Source data:
[start]

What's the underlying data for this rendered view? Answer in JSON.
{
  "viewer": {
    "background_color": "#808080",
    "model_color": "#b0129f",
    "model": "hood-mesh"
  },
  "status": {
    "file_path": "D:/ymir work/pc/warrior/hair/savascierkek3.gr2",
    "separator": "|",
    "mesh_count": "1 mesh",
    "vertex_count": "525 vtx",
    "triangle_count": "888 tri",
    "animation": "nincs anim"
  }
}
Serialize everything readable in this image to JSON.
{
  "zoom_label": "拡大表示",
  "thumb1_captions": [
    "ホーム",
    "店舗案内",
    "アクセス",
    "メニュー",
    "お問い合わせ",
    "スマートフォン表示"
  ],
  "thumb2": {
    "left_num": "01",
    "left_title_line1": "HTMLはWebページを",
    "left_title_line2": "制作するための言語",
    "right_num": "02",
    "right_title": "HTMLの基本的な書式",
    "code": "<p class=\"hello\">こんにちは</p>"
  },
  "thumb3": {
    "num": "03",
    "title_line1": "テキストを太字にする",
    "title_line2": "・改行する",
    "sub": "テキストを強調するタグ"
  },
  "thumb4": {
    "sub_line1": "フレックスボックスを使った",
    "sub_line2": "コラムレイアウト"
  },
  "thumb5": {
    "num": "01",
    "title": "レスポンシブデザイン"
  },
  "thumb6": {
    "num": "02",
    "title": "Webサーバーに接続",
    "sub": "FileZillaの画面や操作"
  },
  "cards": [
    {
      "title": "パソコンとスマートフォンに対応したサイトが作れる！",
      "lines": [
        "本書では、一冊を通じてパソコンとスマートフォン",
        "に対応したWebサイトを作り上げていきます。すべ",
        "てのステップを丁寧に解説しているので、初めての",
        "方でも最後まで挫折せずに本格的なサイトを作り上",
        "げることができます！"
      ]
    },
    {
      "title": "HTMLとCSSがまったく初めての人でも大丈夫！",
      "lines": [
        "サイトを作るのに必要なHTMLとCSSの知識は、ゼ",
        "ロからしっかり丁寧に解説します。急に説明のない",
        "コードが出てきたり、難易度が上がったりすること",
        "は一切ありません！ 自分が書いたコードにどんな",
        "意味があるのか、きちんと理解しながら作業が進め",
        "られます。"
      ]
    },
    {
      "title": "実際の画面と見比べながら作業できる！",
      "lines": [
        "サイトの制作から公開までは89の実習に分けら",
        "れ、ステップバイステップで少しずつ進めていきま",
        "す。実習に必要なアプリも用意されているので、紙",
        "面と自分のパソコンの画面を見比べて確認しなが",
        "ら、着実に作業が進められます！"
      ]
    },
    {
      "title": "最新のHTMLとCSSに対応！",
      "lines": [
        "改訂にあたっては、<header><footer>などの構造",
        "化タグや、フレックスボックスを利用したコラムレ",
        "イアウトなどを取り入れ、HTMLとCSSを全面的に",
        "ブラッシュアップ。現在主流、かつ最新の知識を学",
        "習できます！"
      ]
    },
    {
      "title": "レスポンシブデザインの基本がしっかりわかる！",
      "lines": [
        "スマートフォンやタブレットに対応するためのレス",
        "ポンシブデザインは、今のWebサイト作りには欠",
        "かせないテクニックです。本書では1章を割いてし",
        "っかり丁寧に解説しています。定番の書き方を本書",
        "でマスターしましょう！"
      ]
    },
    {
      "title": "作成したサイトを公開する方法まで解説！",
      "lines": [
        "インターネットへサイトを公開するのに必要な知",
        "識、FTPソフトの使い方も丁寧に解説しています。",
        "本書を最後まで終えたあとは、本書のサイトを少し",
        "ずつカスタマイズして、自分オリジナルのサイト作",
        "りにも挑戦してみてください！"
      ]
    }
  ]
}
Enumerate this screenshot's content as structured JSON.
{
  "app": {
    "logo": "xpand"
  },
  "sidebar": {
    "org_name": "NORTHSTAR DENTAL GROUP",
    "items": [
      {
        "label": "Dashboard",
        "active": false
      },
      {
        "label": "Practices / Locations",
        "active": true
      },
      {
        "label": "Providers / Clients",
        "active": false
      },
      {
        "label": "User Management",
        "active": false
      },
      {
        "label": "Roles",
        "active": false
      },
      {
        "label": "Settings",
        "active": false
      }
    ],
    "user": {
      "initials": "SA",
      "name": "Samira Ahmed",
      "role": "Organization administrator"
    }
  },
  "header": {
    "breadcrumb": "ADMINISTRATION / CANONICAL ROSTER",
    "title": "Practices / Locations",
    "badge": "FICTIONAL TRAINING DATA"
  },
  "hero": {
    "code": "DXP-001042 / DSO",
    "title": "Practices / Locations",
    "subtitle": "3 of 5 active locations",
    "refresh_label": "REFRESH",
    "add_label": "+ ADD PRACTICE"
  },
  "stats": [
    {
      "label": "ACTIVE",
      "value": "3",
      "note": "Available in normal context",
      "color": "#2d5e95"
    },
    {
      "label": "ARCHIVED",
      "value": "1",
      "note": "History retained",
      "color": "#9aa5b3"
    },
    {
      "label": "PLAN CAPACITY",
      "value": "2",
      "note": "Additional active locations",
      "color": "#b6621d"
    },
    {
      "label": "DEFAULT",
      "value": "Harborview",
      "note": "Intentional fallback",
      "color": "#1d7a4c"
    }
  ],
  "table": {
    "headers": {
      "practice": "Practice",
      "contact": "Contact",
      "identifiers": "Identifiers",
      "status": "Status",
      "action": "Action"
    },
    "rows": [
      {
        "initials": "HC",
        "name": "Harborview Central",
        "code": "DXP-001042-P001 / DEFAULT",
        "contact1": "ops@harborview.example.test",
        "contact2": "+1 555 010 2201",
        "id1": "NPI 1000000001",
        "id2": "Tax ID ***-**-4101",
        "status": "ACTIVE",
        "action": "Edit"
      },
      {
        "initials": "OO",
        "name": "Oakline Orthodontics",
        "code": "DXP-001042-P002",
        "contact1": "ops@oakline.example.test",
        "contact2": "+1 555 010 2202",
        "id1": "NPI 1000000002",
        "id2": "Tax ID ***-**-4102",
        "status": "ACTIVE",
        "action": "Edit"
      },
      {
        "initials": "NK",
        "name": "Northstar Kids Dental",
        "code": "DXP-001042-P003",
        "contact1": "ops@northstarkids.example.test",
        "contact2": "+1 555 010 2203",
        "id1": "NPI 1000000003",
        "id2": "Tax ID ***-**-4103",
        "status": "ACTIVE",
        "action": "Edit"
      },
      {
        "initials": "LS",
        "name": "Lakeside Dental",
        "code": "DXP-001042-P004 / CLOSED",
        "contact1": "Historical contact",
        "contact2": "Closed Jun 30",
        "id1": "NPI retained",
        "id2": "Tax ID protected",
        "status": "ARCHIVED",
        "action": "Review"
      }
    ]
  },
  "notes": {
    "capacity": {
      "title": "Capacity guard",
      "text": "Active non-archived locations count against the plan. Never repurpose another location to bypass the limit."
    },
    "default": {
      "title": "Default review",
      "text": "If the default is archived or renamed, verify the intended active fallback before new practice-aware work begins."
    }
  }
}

[end]

→ Exercise objective
Reproduce the complete set of lines precisely as supplied.

→ Exercise solution
What's the underlying data for this rendered view? Answer in JSON.
{
  "viewer": {
    "background_color": "#808080",
    "model_color": "#b0129f",
    "model": "hood-mesh"
  },
  "status": {
    "file_path": "D:/ymir work/pc/warrior/hair/savascierkek3.gr2",
    "separator": "|",
    "mesh_count": "1 mesh",
    "vertex_count": "525 vtx",
    "triangle_count": "888 tri",
    "animation": "nincs anim"
  }
}
Serialize everything readable in this image to JSON.
{
  "zoom_label": "拡大表示",
  "thumb1_captions": [
    "ホーム",
    "店舗案内",
    "アクセス",
    "メニュー",
    "お問い合わせ",
    "スマートフォン表示"
  ],
  "thumb2": {
    "left_num": "01",
    "left_title_line1": "HTMLはWebページを",
    "left_title_line2": "制作するための言語",
    "right_num": "02",
    "right_title": "HTMLの基本的な書式",
    "code": "<p class=\"hello\">こんにちは</p>"
  },
  "thumb3": {
    "num": "03",
    "title_line1": "テキストを太字にする",
    "title_line2": "・改行する",
    "sub": "テキストを強調するタグ"
  },
  "thumb4": {
    "sub_line1": "フレックスボックスを使った",
    "sub_line2": "コラムレイアウト"
  },
  "thumb5": {
    "num": "01",
    "title": "レスポンシブデザイン"
  },
  "thumb6": {
    "num": "02",
    "title": "Webサーバーに接続",
    "sub": "FileZillaの画面や操作"
  },
  "cards": [
    {
      "title": "パソコンとスマートフォンに対応したサイトが作れる！",
      "lines": [
        "本書では、一冊を通じてパソコンとスマートフォン",
        "に対応したWebサイトを作り上げていきます。すべ",
        "てのステップを丁寧に解説しているので、初めての",
        "方でも最後まで挫折せずに本格的なサイトを作り上",
        "げることができます！"
      ]
    },
    {
      "title": "HTMLとCSSがまったく初めての人でも大丈夫！",
      "lines": [
        "サイトを作るのに必要なHTMLとCSSの知識は、ゼ",
        "ロからしっかり丁寧に解説します。急に説明のない",
        "コードが出てきたり、難易度が上がったりすること",
        "は一切ありません！ 自分が書いたコードにどんな",
        "意味があるのか、きちんと理解しながら作業が進め",
        "られます。"
      ]
    },
    {
      "title": "実際の画面と見比べながら作業できる！",
      "lines": [
        "サイトの制作から公開までは89の実習に分けら",
        "れ、ステップバイステップで少しずつ進めていきま",
        "す。実習に必要なアプリも用意されているので、紙",
        "面と自分のパソコンの画面を見比べて確認しなが",
        "ら、着実に作業が進められます！"
      ]
    },
    {
      "title": "最新のHTMLとCSSに対応！",
      "lines": [
        "改訂にあたっては、<header><footer>などの構造",
        "化タグや、フレックスボックスを利用したコラムレ",
        "イアウトなどを取り入れ、HTMLとCSSを全面的に",
        "ブラッシュアップ。現在主流、かつ最新の知識を学",
        "習できます！"
      ]
    },
    {
      "title": "レスポンシブデザインの基本がしっかりわかる！",
      "lines": [
        "スマートフォンやタブレットに対応するためのレス",
        "ポンシブデザインは、今のWebサイト作りには欠",
        "かせないテクニックです。本書では1章を割いてし",
        "っかり丁寧に解説しています。定番の書き方を本書",
        "でマスターしましょう！"
      ]
    },
    {
      "title": "作成したサイトを公開する方法まで解説！",
      "lines": [
        "インターネットへサイトを公開するのに必要な知",
        "識、FTPソフトの使い方も丁寧に解説しています。",
        "本書を最後まで終えたあとは、本書のサイトを少し",
        "ずつカスタマイズして、自分オリジナルのサイト作",
        "りにも挑戦してみてください！"
      ]
    }
  ]
}
Enumerate this screenshot's content as structured JSON.
{
  "app": {
    "logo": "xpand"
  },
  "sidebar": {
    "org_name": "NORTHSTAR DENTAL GROUP",
    "items": [
      {
        "label": "Dashboard",
        "active": false
      },
      {
        "label": "Practices / Locations",
        "active": true
      },
      {
        "label": "Providers / Clients",
        "active": false
      },
      {
        "label": "User Management",
        "active": false
      },
      {
        "label": "Roles",
        "active": false
      },
      {
        "label": "Settings",
        "active": false
      }
    ],
    "user": {
      "initials": "SA",
      "name": "Samira Ahmed",
      "role": "Organization administrator"
    }
  },
  "header": {
    "breadcrumb": "ADMINISTRATION / CANONICAL ROSTER",
    "title": "Practices / Locations",
    "badge": "FICTIONAL TRAINING DATA"
  },
  "hero": {
    "code": "DXP-001042 / DSO",
    "title": "Practices / Locations",
    "subtitle": "3 of 5 active locations",
    "refresh_label": "REFRESH",
    "add_label": "+ ADD PRACTICE"
  },
  "stats": [
    {
      "label": "ACTIVE",
      "value": "3",
      "note": "Available in normal context",
      "color": "#2d5e95"
    },
    {
      "label": "ARCHIVED",
      "value": "1",
      "note": "History retained",
      "color": "#9aa5b3"
    },
    {
      "label": "PLAN CAPACITY",
      "value": "2",
      "note": "Additional active locations",
      "color": "#b6621d"
    },
    {
      "label": "DEFAULT",
      "value": "Harborview",
      "note": "Intentional fallback",
      "color": "#1d7a4c"
    }
  ],
  "table": {
    "headers": {
      "practice": "Practice",
      "contact": "Contact",
      "identifiers": "Identifiers",
      "status": "Status",
      "action": "Action"
    },
    "rows": [
      {
        "initials": "HC",
        "name": "Harborview Central",
        "code": "DXP-001042-P001 / DEFAULT",
        "contact1": "ops@harborview.example.test",
        "contact2": "+1 555 010 2201",
        "id1": "NPI 1000000001",
        "id2": "Tax ID ***-**-4101",
        "status": "ACTIVE",
        "action": "Edit"
      },
      {
        "initials": "OO",
        "name": "Oakline Orthodontics",
        "code": "DXP-001042-P002",
        "contact1": "ops@oakline.example.test",
        "contact2": "+1 555 010 2202",
        "id1": "NPI 1000000002",
        "id2": "Tax ID ***-**-4102",
        "status": "ACTIVE",
        "action": "Edit"
      },
      {
        "initials": "NK",
        "name": "Northstar Kids Dental",
        "code": "DXP-001042-P003",
        "contact1": "ops@northstarkids.example.test",
        "contact2": "+1 555 010 2203",
        "id1": "NPI 1000000003",
        "id2": "Tax ID ***-**-4103",
        "status": "ACTIVE",
        "action": "Edit"
      },
      {
        "initials": "LS",
        "name": "Lakeside Dental",
        "code": "DXP-001042-P004 / CLOSED",
        "contact1": "Historical contact",
        "contact2": "Closed Jun 30",
        "id1": "NPI retained",
        "id2": "Tax ID protected",
        "status": "ARCHIVED",
        "action": "Review"
      }
    ]
  },
  "notes": {
    "capacity": {
      "title": "Capacity guard",
      "text": "Active non-archived locations count against the plan. Never repurpose another location to bypass the limit."
    },
    "default": {
      "title": "Default review",
      "text": "If the default is archived or renamed, verify the intended active fallback before new practice-aware work begins."
    }
  }
}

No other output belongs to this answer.